(Records that describe figures)
☆ ☆ ☆ ☆ ☆ ☆ ☆
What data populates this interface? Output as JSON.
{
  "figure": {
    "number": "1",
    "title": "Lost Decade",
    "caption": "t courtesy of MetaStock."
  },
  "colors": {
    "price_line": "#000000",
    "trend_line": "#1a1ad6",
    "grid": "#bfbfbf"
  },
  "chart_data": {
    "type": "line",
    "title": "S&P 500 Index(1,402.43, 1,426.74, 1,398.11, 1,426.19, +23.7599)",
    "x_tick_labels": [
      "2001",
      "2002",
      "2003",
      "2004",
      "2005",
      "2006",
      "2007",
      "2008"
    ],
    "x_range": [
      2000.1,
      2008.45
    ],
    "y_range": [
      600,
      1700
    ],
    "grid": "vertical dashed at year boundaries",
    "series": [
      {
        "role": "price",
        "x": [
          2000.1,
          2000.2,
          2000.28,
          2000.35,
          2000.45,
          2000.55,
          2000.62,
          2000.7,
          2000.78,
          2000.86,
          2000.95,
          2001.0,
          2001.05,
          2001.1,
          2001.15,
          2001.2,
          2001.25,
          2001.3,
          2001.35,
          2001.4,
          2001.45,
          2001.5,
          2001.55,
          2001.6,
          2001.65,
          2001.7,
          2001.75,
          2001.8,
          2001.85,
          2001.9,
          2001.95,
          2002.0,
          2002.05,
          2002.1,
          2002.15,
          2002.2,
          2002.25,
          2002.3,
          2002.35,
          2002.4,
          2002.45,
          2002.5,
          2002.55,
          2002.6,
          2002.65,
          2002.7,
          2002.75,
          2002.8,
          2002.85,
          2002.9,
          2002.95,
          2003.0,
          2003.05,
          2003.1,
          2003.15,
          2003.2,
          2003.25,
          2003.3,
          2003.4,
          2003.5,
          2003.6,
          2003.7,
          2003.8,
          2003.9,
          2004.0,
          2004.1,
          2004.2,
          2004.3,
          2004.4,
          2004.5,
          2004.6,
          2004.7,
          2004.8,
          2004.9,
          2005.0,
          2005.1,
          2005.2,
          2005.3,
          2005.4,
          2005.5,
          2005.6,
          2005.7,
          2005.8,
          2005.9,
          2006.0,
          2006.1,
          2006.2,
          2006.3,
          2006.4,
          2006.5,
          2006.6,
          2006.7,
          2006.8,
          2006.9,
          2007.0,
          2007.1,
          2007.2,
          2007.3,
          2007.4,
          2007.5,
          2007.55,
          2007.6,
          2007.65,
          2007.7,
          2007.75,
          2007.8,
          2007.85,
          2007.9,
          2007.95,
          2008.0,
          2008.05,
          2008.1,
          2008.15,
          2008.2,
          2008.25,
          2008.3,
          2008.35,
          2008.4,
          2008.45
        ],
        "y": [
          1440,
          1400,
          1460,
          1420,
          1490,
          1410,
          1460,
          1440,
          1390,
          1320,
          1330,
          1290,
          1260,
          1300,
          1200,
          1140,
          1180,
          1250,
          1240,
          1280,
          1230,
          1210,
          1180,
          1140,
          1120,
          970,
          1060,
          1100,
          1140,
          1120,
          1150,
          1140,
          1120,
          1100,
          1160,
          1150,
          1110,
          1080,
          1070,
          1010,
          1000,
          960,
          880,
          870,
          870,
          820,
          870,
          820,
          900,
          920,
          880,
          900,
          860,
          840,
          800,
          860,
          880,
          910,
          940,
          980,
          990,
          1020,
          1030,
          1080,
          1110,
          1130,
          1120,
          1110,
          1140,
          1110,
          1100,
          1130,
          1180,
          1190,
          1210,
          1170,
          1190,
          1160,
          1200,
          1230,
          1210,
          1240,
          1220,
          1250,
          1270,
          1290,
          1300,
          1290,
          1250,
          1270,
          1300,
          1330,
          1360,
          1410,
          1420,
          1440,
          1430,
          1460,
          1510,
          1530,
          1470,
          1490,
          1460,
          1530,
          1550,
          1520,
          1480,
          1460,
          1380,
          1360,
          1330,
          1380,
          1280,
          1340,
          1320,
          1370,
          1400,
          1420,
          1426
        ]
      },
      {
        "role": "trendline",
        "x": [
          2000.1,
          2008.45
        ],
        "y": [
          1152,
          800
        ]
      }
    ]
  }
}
☆ ☆ ☆ ☆ ☆ ☆ ☆
Return every entry exactly as given.

What data populates this interface? Output as JSON.
{
  "figure": {
    "number": "1",
    "title": "Lost Decade",
    "caption": "t courtesy of MetaStock."
  },
  "colors": {
    "price_line": "#000000",
    "trend_line": "#1a1ad6",
    "grid": "#bfbfbf"
  },
  "chart_data": {
    "type": "line",
    "title": "S&P 500 Index(1,402.43, 1,426.74, 1,398.11, 1,426.19, +23.7599)",
    "x_tick_labels": [
      "2001",
      "2002",
      "2003",
      "2004",
      "2005",
      "2006",
      "2007",
      "2008"
    ],
    "x_range": [
      2000.1,
      2008.45
    ],
    "y_range": [
      600,
      1700
    ],
    "grid": "vertical dashed at year boundaries",
    "series": [
      {
        "role": "price",
        "x": [
          2000.1,
          2000.2,
          2000.28,
          2000.35,
          2000.45,
          2000.55,
          2000.62,
          2000.7,
          2000.78,
          2000.86,
          2000.95,
          2001.0,
          2001.05,
          2001.1,
          2001.15,
          2001.2,
          2001.25,
          2001.3,
          2001.35,
          2001.4,
          2001.45,
          2001.5,
          2001.55,
          2001.6,
          2001.65,
          2001.7,
          2001.75,
          2001.8,
          2001.85,
          2001.9,
          2001.95,
          2002.0,
          2002.05,
          2002.1,
          2002.15,
          2002.2,
          2002.25,
          2002.3,
          2002.35,
          2002.4,
          2002.45,
          2002.5,
          2002.55,
          2002.6,
          2002.65,
          2002.7,
          2002.75,
          2002.8,
          2002.85,
          2002.9,
          2002.95,
          2003.0,
          2003.05,
          2003.1,
          2003.15,
          2003.2,
          2003.25,
          2003.3,
          2003.4,
          2003.5,
          2003.6,
          2003.7,
          2003.8,
          2003.9,
          2004.0,
          2004.1,
          2004.2,
          2004.3,
          2004.4,
          2004.5,
          2004.6,
          2004.7,
          2004.8,
          2004.9,
          2005.0,
          2005.1,
          2005.2,
          2005.3,
          2005.4,
          2005.5,
          2005.6,
          2005.7,
          2005.8,
          2005.9,
          2006.0,
          2006.1,
          2006.2,
          2006.3,
          2006.4,
          2006.5,
          2006.6,
          2006.7,
          2006.8,
          2006.9,
          2007.0,
          2007.1,
          2007.2,
          2007.3,
          2007.4,
          2007.5,
          2007.55,
          2007.6,
          2007.65,
          2007.7,
          2007.75,
          2007.8,
          2007.85,
          2007.9,
          2007.95,
          2008.0,
          2008.05,
          2008.1,
          2008.15,
          2008.2,
          2008.25,
          2008.3,
          2008.35,
          2008.4,
          2008.45
        ],
        "y": [
          1440,
          1400,
          1460,
          1420,
          1490,
          1410,
          1460,
          1440,
          1390,
          1320,
          1330,
          1290,
          1260,
          1300,
          1200,
          1140,
          1180,
          1250,
          1240,
          1280,
          1230,
          1210,
          1180,
          1140,
          1120,
          970,
          1060,
          1100,
          1140,
          1120,
          1150,
          1140,
          1120,
          1100,
          1160,
          1150,
          1110,
          1080,
          1070,
          1010,
          1000,
          960,
          880,
          870,
          870,
          820,
          870,
          820,
          900,
          920,
          880,
          900,
          860,
          840,
          800,
          860,
          880,
          910,
          940,
          980,
          990,
          1020,
          1030,
          1080,
          1110,
          1130,
          1120,
          1110,
          1140,
          1110,
          1100,
          1130,
          1180,
          1190,
          1210,
          1170,
          1190,
          1160,
          1200,
          1230,
          1210,
          1240,
          1220,
          1250,
          1270,
          1290,
          1300,
          1290,
          1250,
          1270,
          1300,
          1330,
          1360,
          1410,
          1420,
          1440,
          1430,
          1460,
          1510,
          1530,
          1470,
          1490,
          1460,
          1530,
          1550,
          1520,
          1480,
          1460,
          1380,
          1360,
          1330,
          1380,
          1280,
          1340,
          1320,
          1370,
          1400,
          1420,
          1426
        ]
      },
      {
        "role": "trendline",
        "x": [
          2000.1,
          2008.45
        ],
        "y": [
          1152,
          800
        ]
      }
    ]
  }
}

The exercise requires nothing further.